# TASK DESCRIPTION
Which lines include the word "Hold"? Copy each of them.

Start MATERIAL PROVIDED

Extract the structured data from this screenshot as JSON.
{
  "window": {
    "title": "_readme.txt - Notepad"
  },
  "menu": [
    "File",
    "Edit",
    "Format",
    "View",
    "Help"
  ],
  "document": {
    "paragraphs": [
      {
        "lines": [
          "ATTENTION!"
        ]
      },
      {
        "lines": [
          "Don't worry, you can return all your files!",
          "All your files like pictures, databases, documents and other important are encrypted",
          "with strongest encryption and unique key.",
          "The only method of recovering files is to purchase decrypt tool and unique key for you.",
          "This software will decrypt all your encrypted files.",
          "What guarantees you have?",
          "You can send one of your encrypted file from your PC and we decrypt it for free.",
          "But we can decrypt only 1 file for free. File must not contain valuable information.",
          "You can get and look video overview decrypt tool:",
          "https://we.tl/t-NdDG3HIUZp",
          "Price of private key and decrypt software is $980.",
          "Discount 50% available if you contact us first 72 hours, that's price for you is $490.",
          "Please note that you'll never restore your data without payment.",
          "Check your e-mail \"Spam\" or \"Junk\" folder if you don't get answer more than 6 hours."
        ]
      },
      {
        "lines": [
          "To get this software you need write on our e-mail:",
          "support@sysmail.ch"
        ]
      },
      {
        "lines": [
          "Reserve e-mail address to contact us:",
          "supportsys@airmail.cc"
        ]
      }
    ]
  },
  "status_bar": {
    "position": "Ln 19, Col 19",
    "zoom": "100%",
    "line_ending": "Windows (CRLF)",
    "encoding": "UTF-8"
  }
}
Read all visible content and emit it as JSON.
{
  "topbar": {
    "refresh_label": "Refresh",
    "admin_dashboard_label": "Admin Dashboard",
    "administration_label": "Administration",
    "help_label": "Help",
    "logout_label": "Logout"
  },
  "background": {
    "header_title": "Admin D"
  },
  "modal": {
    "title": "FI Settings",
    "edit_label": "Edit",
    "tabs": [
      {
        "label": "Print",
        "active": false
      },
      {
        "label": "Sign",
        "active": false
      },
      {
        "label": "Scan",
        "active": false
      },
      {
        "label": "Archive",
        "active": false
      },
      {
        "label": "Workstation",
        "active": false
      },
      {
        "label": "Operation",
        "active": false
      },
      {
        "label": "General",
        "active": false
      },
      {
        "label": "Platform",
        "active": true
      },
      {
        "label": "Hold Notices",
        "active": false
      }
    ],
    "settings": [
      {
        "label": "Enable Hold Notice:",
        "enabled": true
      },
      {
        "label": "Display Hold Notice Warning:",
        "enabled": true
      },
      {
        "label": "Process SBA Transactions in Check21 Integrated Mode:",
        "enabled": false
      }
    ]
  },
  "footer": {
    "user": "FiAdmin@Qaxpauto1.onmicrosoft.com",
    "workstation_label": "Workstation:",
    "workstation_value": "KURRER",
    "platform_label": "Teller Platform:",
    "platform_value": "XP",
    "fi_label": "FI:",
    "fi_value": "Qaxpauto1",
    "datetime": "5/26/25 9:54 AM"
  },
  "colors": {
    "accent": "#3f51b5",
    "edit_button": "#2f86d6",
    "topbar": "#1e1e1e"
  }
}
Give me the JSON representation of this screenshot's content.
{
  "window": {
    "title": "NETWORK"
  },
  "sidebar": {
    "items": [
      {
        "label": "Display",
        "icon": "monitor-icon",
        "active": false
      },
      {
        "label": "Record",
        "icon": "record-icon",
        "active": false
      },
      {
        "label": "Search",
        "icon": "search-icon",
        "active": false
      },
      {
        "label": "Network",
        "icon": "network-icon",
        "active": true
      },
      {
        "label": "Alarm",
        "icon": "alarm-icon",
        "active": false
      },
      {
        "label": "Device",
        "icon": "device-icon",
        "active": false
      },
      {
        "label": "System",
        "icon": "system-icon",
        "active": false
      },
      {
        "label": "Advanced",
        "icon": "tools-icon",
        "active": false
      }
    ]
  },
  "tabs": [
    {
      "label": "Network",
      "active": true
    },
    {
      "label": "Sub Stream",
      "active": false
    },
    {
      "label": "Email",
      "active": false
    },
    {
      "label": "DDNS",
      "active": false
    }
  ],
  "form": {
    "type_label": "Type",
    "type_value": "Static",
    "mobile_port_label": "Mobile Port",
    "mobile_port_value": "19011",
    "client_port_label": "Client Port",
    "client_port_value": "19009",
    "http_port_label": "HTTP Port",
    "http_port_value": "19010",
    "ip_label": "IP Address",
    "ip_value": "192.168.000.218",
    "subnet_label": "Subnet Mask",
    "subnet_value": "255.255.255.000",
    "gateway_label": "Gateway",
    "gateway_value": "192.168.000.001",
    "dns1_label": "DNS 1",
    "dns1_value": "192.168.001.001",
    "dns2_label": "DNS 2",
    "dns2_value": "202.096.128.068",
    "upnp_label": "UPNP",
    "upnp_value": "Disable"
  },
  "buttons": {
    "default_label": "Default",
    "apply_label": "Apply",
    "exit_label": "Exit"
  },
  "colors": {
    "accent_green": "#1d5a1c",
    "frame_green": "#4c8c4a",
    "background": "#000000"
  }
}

End MATERIAL PROVIDED

# OUTPUT FOR THIS EXERCISE
        "label": "Hold Notices",
        "label": "Enable Hold Notice:",
        "label": "Display Hold Notice Warning:",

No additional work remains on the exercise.